» **Aim**
Extract the listing in its entirety, keeping each line identical to the original.

» **Material provided**
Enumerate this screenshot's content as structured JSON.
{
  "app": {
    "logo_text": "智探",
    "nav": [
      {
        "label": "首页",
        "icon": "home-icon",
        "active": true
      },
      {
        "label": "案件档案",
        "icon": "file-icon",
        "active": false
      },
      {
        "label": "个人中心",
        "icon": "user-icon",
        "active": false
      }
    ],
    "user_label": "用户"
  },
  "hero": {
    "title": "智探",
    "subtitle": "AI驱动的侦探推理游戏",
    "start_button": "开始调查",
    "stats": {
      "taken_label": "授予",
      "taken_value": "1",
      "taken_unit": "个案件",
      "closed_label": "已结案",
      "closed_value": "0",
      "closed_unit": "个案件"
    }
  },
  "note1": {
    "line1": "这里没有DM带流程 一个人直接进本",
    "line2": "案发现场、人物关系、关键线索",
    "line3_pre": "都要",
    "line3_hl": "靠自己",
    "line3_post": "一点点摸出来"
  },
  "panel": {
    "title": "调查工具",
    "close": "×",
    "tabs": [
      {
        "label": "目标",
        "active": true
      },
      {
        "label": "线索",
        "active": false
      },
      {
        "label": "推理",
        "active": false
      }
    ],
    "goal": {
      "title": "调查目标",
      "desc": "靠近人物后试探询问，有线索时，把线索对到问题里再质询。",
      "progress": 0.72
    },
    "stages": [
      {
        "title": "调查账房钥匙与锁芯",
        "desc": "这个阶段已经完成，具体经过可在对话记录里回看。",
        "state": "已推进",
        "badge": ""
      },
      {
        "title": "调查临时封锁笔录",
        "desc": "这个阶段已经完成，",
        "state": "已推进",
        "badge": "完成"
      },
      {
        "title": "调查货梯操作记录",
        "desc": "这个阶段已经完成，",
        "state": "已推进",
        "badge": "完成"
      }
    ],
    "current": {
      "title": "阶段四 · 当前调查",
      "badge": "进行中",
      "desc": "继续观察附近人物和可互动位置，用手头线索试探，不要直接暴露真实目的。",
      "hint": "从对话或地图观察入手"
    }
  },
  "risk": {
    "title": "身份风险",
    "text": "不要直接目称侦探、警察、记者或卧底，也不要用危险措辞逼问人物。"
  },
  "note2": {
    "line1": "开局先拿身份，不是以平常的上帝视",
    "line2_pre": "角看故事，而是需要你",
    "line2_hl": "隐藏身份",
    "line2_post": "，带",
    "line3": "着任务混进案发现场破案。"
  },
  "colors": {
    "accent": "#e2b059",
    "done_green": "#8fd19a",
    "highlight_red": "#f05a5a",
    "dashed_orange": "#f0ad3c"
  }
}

» **Finished answer**
Enumerate this screenshot's content as structured JSON.
{
  "app": {
    "logo_text": "智探",
    "nav": [
      {
        "label": "首页",
        "icon": "home-icon",
        "active": true
      },
      {
        "label": "案件档案",
        "icon": "file-icon",
        "active": false
      },
      {
        "label": "个人中心",
        "icon": "user-icon",
        "active": false
      }
    ],
    "user_label": "用户"
  },
  "hero": {
    "title": "智探",
    "subtitle": "AI驱动的侦探推理游戏",
    "start_button": "开始调查",
    "stats": {
      "taken_label": "授予",
      "taken_value": "1",
      "taken_unit": "个案件",
      "closed_label": "已结案",
      "closed_value": "0",
      "closed_unit": "个案件"
    }
  },
  "note1": {
    "line1": "这里没有DM带流程 一个人直接进本",
    "line2": "案发现场、人物关系、关键线索",
    "line3_pre": "都要",
    "line3_hl": "靠自己",
    "line3_post": "一点点摸出来"
  },
  "panel": {
    "title": "调查工具",
    "close": "×",
    "tabs": [
      {
        "label": "目标",
        "active": true
      },
      {
        "label": "线索",
        "active": false
      },
      {
        "label": "推理",
        "active": false
      }
    ],
    "goal": {
      "title": "调查目标",
      "desc": "靠近人物后试探询问，有线索时，把线索对到问题里再质询。",
      "progress": 0.72
    },
    "stages": [
      {
        "title": "调查账房钥匙与锁芯",
        "desc": "这个阶段已经完成，具体经过可在对话记录里回看。",
        "state": "已推进",
        "badge": ""
      },
      {
        "title": "调查临时封锁笔录",
        "desc": "这个阶段已经完成，",
        "state": "已推进",
        "badge": "完成"
      },
      {
        "title": "调查货梯操作记录",
        "desc": "这个阶段已经完成，",
        "state": "已推进",
        "badge": "完成"
      }
    ],
    "current": {
      "title": "阶段四 · 当前调查",
      "badge": "进行中",
      "desc": "继续观察附近人物和可互动位置，用手头线索试探，不要直接暴露真实目的。",
      "hint": "从对话或地图观察入手"
    }
  },
  "risk": {
    "title": "身份风险",
    "text": "不要直接目称侦探、警察、记者或卧底，也不要用危险措辞逼问人物。"
  },
  "note2": {
    "line1": "开局先拿身份，不是以平常的上帝视",
    "line2_pre": "角看故事，而是需要你",
    "line2_hl": "隐藏身份",
    "line2_post": "，带",
    "line3": "着任务混进案发现场破案。"
  },
  "colors": {
    "accent": "#e2b059",
    "done_green": "#8fd19a",
    "highlight_red": "#f05a5a",
    "dashed_orange": "#f0ad3c"
  }
}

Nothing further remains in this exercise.